### AIM
Quote the whole listing word for word, please.

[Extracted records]
┄┄┄┄┄┄┄┄┄┄
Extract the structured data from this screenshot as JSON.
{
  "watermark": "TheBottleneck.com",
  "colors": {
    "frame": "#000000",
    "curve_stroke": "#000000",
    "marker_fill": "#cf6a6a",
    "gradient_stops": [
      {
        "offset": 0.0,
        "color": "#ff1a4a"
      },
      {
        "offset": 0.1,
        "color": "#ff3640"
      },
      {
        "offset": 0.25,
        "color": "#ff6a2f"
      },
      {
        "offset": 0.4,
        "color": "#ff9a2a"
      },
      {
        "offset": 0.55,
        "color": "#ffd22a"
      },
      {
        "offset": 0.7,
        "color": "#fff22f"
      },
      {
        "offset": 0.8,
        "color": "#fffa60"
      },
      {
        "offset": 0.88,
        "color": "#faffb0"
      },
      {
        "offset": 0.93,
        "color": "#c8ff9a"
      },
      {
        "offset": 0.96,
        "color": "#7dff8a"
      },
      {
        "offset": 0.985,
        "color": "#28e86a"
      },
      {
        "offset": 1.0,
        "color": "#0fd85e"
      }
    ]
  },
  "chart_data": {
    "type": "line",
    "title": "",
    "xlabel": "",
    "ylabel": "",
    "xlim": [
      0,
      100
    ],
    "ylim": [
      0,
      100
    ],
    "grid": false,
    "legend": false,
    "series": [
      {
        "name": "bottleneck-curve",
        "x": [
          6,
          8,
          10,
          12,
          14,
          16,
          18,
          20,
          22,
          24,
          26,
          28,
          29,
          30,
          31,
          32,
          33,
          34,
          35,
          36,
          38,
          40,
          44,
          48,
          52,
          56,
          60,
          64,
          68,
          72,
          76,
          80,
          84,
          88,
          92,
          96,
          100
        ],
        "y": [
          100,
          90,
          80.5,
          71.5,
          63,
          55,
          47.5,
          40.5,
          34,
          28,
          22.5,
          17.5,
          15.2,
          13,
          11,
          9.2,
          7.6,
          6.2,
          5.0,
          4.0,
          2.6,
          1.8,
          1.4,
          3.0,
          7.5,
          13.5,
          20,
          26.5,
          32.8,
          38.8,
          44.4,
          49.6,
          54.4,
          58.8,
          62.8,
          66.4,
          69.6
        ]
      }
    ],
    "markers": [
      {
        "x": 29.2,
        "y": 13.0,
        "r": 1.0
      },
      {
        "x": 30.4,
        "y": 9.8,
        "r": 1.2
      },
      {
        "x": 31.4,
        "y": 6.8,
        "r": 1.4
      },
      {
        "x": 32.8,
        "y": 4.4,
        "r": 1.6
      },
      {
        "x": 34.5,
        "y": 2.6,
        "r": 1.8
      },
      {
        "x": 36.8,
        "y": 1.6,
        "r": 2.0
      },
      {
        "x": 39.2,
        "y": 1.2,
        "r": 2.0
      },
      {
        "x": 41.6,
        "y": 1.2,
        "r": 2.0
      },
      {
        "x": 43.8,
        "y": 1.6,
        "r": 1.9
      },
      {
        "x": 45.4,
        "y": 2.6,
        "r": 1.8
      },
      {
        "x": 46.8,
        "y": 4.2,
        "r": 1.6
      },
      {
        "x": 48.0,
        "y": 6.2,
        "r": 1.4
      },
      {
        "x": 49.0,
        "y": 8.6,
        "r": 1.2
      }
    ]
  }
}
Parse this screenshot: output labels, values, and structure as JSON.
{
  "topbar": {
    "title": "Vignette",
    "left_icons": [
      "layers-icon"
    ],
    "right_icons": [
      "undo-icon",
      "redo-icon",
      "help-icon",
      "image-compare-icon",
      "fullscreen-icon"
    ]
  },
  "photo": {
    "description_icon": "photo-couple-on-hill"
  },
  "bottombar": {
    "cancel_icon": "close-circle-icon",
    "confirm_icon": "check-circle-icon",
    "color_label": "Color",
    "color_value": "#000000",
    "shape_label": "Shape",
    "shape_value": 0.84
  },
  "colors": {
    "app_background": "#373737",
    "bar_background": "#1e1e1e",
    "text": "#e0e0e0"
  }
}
┄┄┄┄┄┄┄┄┄┄
### OUTPUT
Extract the structured data from this screenshot as JSON.
{
  "watermark": "TheBottleneck.com",
  "colors": {
    "frame": "#000000",
    "curve_stroke": "#000000",
    "marker_fill": "#cf6a6a",
    "gradient_stops": [
      {
        "offset": 0.0,
        "color": "#ff1a4a"
      },
      {
        "offset": 0.1,
        "color": "#ff3640"
      },
      {
        "offset": 0.25,
        "color": "#ff6a2f"
      },
      {
        "offset": 0.4,
        "color": "#ff9a2a"
      },
      {
        "offset": 0.55,
        "color": "#ffd22a"
      },
      {
        "offset": 0.7,
        "color": "#fff22f"
      },
      {
        "offset": 0.8,
        "color": "#fffa60"
      },
      {
        "offset": 0.88,
        "color": "#faffb0"
      },
      {
        "offset": 0.93,
        "color": "#c8ff9a"
      },
      {
        "offset": 0.96,
        "color": "#7dff8a"
      },
      {
        "offset": 0.985,
        "color": "#28e86a"
      },
      {
        "offset": 1.0,
        "color": "#0fd85e"
      }
    ]
  },
  "chart_data": {
    "type": "line",
    "title": "",
    "xlabel": "",
    "ylabel": "",
    "xlim": [
      0,
      100
    ],
    "ylim": [
      0,
      100
    ],
    "grid": false,
    "legend": false,
    "series": [
      {
        "name": "bottleneck-curve",
        "x": [
          6,
          8,
          10,
          12,
          14,
          16,
          18,
          20,
          22,
          24,
          26,
          28,
          29,
          30,
          31,
          32,
          33,
          34,
          35,
          36,
          38,
          40,
          44,
          48,
          52,
          56,
          60,
          64,
          68,
          72,
          76,
          80,
          84,
          88,
          92,
          96,
          100
        ],
        "y": [
          100,
          90,
          80.5,
          71.5,
          63,
          55,
          47.5,
          40.5,
          34,
          28,
          22.5,
          17.5,
          15.2,
          13,
          11,
          9.2,
          7.6,
          6.2,
          5.0,
          4.0,
          2.6,
          1.8,
          1.4,
          3.0,
          7.5,
          13.5,
          20,
          26.5,
          32.8,
          38.8,
          44.4,
          49.6,
          54.4,
          58.8,
          62.8,
          66.4,
          69.6
        ]
      }
    ],
    "markers": [
      {
        "x": 29.2,
        "y": 13.0,
        "r": 1.0
      },
      {
        "x": 30.4,
        "y": 9.8,
        "r": 1.2
      },
      {
        "x": 31.4,
        "y": 6.8,
        "r": 1.4
      },
      {
        "x": 32.8,
        "y": 4.4,
        "r": 1.6
      },
      {
        "x": 34.5,
        "y": 2.6,
        "r": 1.8
      },
      {
        "x": 36.8,
        "y": 1.6,
        "r": 2.0
      },
      {
        "x": 39.2,
        "y": 1.2,
        "r": 2.0
      },
      {
        "x": 41.6,
        "y": 1.2,
        "r": 2.0
      },
      {
        "x": 43.8,
        "y": 1.6,
        "r": 1.9
      },
      {
        "x": 45.4,
        "y": 2.6,
        "r": 1.8
      },
      {
        "x": 46.8,
        "y": 4.2,
        "r": 1.6
      },
      {
        "x": 48.0,
        "y": 6.2,
        "r": 1.4
      },
      {
        "x": 49.0,
        "y": 8.6,
        "r": 1.2
      }
    ]
  }
}
Parse this screenshot: output labels, values, and structure as JSON.
{
  "topbar": {
    "title": "Vignette",
    "left_icons": [
      "layers-icon"
    ],
    "right_icons": [
      "undo-icon",
      "redo-icon",
      "help-icon",
      "image-compare-icon",
      "fullscreen-icon"
    ]
  },
  "photo": {
    "description_icon": "photo-couple-on-hill"
  },
  "bottombar": {
    "cancel_icon": "close-circle-icon",
    "confirm_icon": "check-circle-icon",
    "color_label": "Color",
    "color_value": "#000000",
    "shape_label": "Shape",
    "shape_value": 0.84
  },
  "colors": {
    "app_background": "#373737",
    "bar_background": "#1e1e1e",
    "text": "#e0e0e0"
  }
}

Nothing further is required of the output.